Copy all of the material below exactly.

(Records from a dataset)
▬▬▬▬▬▬▬▬▬▬

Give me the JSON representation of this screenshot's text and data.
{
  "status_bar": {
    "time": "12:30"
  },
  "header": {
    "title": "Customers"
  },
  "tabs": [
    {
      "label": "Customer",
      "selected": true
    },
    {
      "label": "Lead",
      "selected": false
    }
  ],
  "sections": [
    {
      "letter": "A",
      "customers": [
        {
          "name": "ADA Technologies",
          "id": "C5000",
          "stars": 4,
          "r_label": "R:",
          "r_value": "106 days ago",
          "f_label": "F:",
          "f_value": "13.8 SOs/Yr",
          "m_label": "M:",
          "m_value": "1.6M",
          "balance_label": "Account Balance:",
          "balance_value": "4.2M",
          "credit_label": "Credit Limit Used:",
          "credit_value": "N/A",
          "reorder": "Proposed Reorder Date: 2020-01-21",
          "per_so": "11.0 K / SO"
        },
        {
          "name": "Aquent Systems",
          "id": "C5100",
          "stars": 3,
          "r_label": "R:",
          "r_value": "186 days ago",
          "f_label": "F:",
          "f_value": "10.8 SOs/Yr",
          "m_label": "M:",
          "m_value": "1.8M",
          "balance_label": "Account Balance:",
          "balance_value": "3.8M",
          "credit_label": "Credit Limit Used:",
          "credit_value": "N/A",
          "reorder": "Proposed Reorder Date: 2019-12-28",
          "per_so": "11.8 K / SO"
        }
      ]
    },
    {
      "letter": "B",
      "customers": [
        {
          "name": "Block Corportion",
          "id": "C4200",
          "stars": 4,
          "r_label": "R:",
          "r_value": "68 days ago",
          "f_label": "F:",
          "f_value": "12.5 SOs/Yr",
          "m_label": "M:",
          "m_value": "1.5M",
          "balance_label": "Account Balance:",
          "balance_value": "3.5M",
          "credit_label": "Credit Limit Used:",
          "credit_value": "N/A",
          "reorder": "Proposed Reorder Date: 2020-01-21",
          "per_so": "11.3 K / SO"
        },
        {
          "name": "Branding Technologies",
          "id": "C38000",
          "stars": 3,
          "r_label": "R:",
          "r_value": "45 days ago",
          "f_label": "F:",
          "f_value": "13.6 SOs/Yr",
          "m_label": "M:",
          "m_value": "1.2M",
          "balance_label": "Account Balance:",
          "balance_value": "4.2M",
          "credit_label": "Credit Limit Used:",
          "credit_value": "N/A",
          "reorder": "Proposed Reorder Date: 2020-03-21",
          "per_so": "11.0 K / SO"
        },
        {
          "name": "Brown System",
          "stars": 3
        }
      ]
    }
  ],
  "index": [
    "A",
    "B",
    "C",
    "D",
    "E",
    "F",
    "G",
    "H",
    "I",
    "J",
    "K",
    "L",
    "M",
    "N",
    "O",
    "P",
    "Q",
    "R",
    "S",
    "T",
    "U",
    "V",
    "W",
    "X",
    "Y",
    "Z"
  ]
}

▬▬▬▬▬▬▬▬▬▬

**OUTPUT OF THE TASK:**
Give me the JSON representation of this screenshot's text and data.
{
  "status_bar": {
    "time": "12:30"
  },
  "header": {
    "title": "Customers"
  },
  "tabs": [
    {
      "label": "Customer",
      "selected": true
    },
    {
      "label": "Lead",
      "selected": false
    }
  ],
  "sections": [
    {
      "letter": "A",
      "customers": [
        {
          "name": "ADA Technologies",
          "id": "C5000",
          "stars": 4,
          "r_label": "R:",
          "r_value": "106 days ago",
          "f_label": "F:",
          "f_value": "13.8 SOs/Yr",
          "m_label": "M:",
          "m_value": "1.6M",
          "balance_label": "Account Balance:",
          "balance_value": "4.2M",
          "credit_label": "Credit Limit Used:",
          "credit_value": "N/A",
          "reorder": "Proposed Reorder Date: 2020-01-21",
          "per_so": "11.0 K / SO"
        },
        {
          "name": "Aquent Systems",
          "id": "C5100",
          "stars": 3,
          "r_label": "R:",
          "r_value": "186 days ago",
          "f_label": "F:",
          "f_value": "10.8 SOs/Yr",
          "m_label": "M:",
          "m_value": "1.8M",
          "balance_label": "Account Balance:",
          "balance_value": "3.8M",
          "credit_label": "Credit Limit Used:",
          "credit_value": "N/A",
          "reorder": "Proposed Reorder Date: 2019-12-28",
          "per_so": "11.8 K / SO"
        }
      ]
    },
    {
      "letter": "B",
      "customers": [
        {
          "name": "Block Corportion",
          "id": "C4200",
          "stars": 4,
          "r_label": "R:",
          "r_value": "68 days ago",
          "f_label": "F:",
          "f_value": "12.5 SOs/Yr",
          "m_label": "M:",
          "m_value": "1.5M",
          "balance_label": "Account Balance:",
          "balance_value": "3.5M",
          "credit_label": "Credit Limit Used:",
          "credit_value": "N/A",
          "reorder": "Proposed Reorder Date: 2020-01-21",
          "per_so": "11.3 K / SO"
        },
        {
          "name": "Branding Technologies",
          "id": "C38000",
          "stars": 3,
          "r_label": "R:",
          "r_value": "45 days ago",
          "f_label": "F:",
          "f_value": "13.6 SOs/Yr",
          "m_label": "M:",
          "m_value": "1.2M",
          "balance_label": "Account Balance:",
          "balance_value": "4.2M",
          "credit_label": "Credit Limit Used:",
          "credit_value": "N/A",
          "reorder": "Proposed Reorder Date: 2020-03-21",
          "per_so": "11.0 K / SO"
        },
        {
          "name": "Brown System",
          "stars": 3
        }
      ]
    }
  ],
  "index": [
    "A",
    "B",
    "C",
    "D",
    "E",
    "F",
    "G",
    "H",
    "I",
    "J",
    "K",
    "L",
    "M",
    "N",
    "O",
    "P",
    "Q",
    "R",
    "S",
    "T",
    "U",
    "V",
    "W",
    "X",
    "Y",
    "Z"
  ]
}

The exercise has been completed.